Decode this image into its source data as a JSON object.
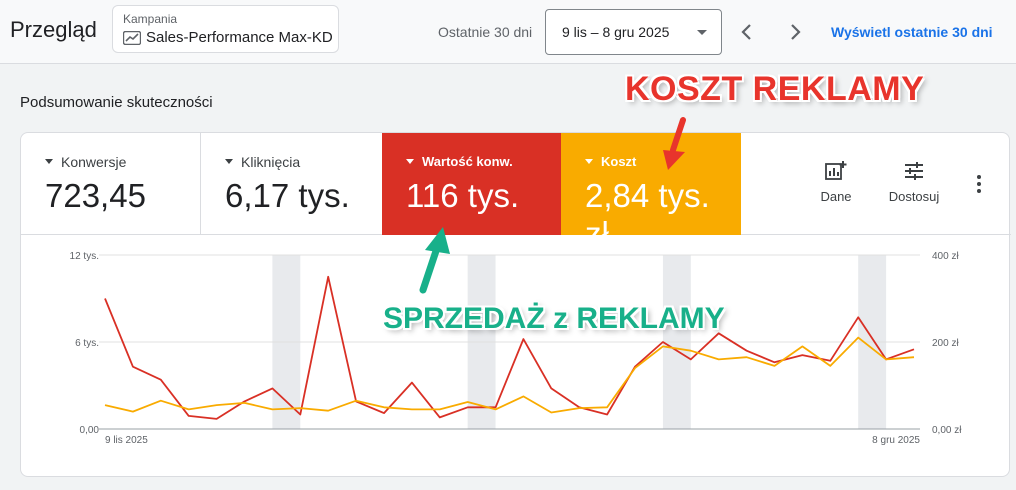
{
  "header": {
    "title": "Przegląd",
    "campaign_label": "Kampania",
    "campaign_name": "Sales-Performance Max-KD",
    "range_label": "Ostatnie 30 dni",
    "date_range": "9 lis – 8 gru 2025",
    "view_link": "Wyświetl ostatnie 30 dni"
  },
  "section_title": "Podsumowanie skuteczności",
  "metrics": [
    {
      "label": "Konwersje",
      "value": "723,45"
    },
    {
      "label": "Kliknięcia",
      "value": "6,17 tys."
    },
    {
      "label": "Wartość konw.",
      "value": "116 tys."
    },
    {
      "label": "Koszt",
      "value": "2,84 tys. zł"
    }
  ],
  "tools": {
    "dane_label": "Dane",
    "dostosuj_label": "Dostosuj"
  },
  "colors": {
    "red_series": "#d93025",
    "orange_series": "#f9ab00",
    "accent_blue": "#1a73e8",
    "annotation_red": "#e8342c",
    "annotation_green": "#18b08a"
  },
  "annotations": {
    "koszt": "KOSZT REKLAMY",
    "sprzedaz": "SPRZEDAŻ z REKLAMY"
  },
  "chart_data": {
    "type": "line",
    "x_start_label": "9 lis 2025",
    "x_end_label": "8 gru 2025",
    "left_axis_ticks": [
      "12 tys.",
      "6 tys.",
      "0,00"
    ],
    "right_axis_ticks": [
      "400 zł",
      "200 zł",
      "0,00 zł"
    ],
    "left_ylim": [
      0,
      12000
    ],
    "right_ylim": [
      0,
      400
    ],
    "weekend_bands": [
      [
        6,
        7
      ],
      [
        13,
        14
      ],
      [
        20,
        21
      ],
      [
        27,
        28
      ]
    ],
    "series": [
      {
        "axis": "left",
        "color": "#d93025",
        "values": [
          9000,
          4300,
          3400,
          900,
          700,
          1900,
          2800,
          1000,
          10500,
          1900,
          1100,
          3200,
          800,
          1500,
          1500,
          6200,
          2800,
          1500,
          1000,
          4300,
          6000,
          4800,
          6600,
          5400,
          4600,
          5100,
          4700,
          7700,
          4800,
          5500
        ]
      },
      {
        "axis": "right",
        "color": "#f9ab00",
        "values": [
          55,
          40,
          65,
          45,
          55,
          60,
          45,
          48,
          42,
          65,
          50,
          45,
          45,
          62,
          45,
          75,
          38,
          48,
          50,
          140,
          190,
          180,
          160,
          165,
          145,
          190,
          145,
          210,
          160,
          165
        ]
      }
    ]
  }
}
★ ★ ★ ★ ★ ★ ★
Exercise aim: Are you able to set down all the lines above exactly, without any pictures?

Result of this exercise:
Decode this image into its source data as a JSON object.
{
  "header": {
    "title": "Przegląd",
    "campaign_label": "Kampania",
    "campaign_name": "Sales-Performance Max-KD",
    "range_label": "Ostatnie 30 dni",
    "date_range": "9 lis – 8 gru 2025",
    "view_link": "Wyświetl ostatnie 30 dni"
  },
  "section_title": "Podsumowanie skuteczności",
  "metrics": [
    {
      "label": "Konwersje",
      "value": "723,45"
    },
    {
      "label": "Kliknięcia",
      "value": "6,17 tys."
    },
    {
      "label": "Wartość konw.",
      "value": "116 tys."
    },
    {
      "label": "Koszt",
      "value": "2,84 tys. zł"
    }
  ],
  "tools": {
    "dane_label": "Dane",
    "dostosuj_label": "Dostosuj"
  },
  "colors": {
    "red_series": "#d93025",
    "orange_series": "#f9ab00",
    "accent_blue": "#1a73e8",
    "annotation_red": "#e8342c",
    "annotation_green": "#18b08a"
  },
  "annotations": {
    "koszt": "KOSZT REKLAMY",
    "sprzedaz": "SPRZEDAŻ z REKLAMY"
  },
  "chart_data": {
    "type": "line",
    "x_start_label": "9 lis 2025",
    "x_end_label": "8 gru 2025",
    "left_axis_ticks": [
      "12 tys.",
      "6 tys.",
      "0,00"
    ],
    "right_axis_ticks": [
      "400 zł",
      "200 zł",
      "0,00 zł"
    ],
    "left_ylim": [
      0,
      12000
    ],
    "right_ylim": [
      0,
      400
    ],
    "weekend_bands": [
      [
        6,
        7
      ],
      [
        13,
        14
      ],
      [
        20,
        21
      ],
      [
        27,
        28
      ]
    ],
    "series": [
      {
        "axis": "left",
        "color": "#d93025",
        "values": [
          9000,
          4300,
          3400,
          900,
          700,
          1900,
          2800,
          1000,
          10500,
          1900,
          1100,
          3200,
          800,
          1500,
          1500,
          6200,
          2800,
          1500,
          1000,
          4300,
          6000,
          4800,
          6600,
          5400,
          4600,
          5100,
          4700,
          7700,
          4800,
          5500
        ]
      },
      {
        "axis": "right",
        "color": "#f9ab00",
        "values": [
          55,
          40,
          65,
          45,
          55,
          60,
          45,
          48,
          42,
          65,
          50,
          45,
          45,
          62,
          45,
          75,
          38,
          48,
          50,
          140,
          190,
          180,
          160,
          165,
          145,
          190,
          145,
          210,
          160,
          165
        ]
      }
    ]
  }
}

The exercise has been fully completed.